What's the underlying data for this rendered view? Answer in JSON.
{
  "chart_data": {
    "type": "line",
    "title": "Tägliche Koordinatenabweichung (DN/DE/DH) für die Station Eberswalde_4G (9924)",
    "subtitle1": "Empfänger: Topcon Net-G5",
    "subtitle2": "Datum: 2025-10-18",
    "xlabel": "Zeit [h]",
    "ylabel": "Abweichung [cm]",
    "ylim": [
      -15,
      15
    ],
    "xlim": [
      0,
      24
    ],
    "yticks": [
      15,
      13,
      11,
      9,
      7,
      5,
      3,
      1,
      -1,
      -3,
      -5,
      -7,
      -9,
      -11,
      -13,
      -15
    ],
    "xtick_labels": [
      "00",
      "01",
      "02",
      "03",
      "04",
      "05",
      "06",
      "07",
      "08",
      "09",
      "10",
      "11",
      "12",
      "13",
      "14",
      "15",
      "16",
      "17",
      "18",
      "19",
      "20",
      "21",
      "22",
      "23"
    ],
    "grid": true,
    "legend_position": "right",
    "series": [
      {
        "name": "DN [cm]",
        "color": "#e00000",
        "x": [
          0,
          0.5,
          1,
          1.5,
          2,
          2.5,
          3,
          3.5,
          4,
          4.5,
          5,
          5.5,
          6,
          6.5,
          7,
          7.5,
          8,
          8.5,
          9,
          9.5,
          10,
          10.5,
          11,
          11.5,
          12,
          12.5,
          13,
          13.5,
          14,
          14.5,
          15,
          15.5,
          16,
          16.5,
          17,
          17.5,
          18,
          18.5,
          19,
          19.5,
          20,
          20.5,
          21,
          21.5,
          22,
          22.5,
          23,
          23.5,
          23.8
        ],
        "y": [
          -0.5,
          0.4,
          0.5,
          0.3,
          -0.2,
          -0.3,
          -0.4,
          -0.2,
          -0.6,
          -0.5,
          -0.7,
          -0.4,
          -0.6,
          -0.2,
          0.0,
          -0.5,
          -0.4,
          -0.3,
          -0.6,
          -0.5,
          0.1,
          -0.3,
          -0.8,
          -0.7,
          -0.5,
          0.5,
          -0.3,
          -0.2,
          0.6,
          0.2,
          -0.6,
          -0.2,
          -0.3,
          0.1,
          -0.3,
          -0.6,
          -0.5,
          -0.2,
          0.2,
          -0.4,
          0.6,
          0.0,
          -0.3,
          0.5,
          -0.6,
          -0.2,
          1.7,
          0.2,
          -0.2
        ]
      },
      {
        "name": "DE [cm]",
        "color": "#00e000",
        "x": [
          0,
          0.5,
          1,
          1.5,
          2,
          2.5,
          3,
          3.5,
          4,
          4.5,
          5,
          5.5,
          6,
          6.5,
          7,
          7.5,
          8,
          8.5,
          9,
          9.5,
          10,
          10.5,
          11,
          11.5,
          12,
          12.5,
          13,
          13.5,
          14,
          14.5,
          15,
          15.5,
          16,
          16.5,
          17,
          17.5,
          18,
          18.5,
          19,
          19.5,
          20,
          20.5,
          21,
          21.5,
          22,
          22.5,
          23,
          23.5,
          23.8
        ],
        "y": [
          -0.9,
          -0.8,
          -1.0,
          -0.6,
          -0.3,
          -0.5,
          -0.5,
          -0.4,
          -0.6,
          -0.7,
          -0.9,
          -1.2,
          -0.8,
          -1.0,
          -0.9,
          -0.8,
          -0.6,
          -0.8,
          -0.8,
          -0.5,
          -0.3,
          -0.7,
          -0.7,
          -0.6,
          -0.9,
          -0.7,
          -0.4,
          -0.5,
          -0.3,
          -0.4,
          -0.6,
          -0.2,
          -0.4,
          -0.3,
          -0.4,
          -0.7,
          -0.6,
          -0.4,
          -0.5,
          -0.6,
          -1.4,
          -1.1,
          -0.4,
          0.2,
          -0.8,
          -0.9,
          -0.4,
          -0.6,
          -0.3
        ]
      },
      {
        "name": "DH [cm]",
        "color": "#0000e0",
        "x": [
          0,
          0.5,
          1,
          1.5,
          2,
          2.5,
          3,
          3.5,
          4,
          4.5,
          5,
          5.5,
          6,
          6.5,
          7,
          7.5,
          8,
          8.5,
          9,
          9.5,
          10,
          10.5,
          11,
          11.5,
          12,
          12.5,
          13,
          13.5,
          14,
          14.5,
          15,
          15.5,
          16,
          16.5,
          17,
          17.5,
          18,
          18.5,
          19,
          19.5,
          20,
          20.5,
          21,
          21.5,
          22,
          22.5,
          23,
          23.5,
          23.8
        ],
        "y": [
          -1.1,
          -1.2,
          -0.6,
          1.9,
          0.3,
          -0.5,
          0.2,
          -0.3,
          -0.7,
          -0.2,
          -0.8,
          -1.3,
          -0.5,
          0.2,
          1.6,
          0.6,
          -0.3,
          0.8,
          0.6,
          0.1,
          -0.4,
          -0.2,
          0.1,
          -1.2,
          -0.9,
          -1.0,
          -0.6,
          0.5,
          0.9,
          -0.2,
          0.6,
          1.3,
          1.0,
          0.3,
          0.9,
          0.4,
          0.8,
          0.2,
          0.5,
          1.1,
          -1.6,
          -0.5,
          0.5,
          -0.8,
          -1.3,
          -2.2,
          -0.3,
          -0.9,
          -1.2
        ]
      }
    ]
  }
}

__Your instructions__.
Pick out all lines from the data above in which the word "color" appears.

__Reply to the exercise__.
        "color": "#e00000",
        "color": "#00e000",
        "color": "#0000e0",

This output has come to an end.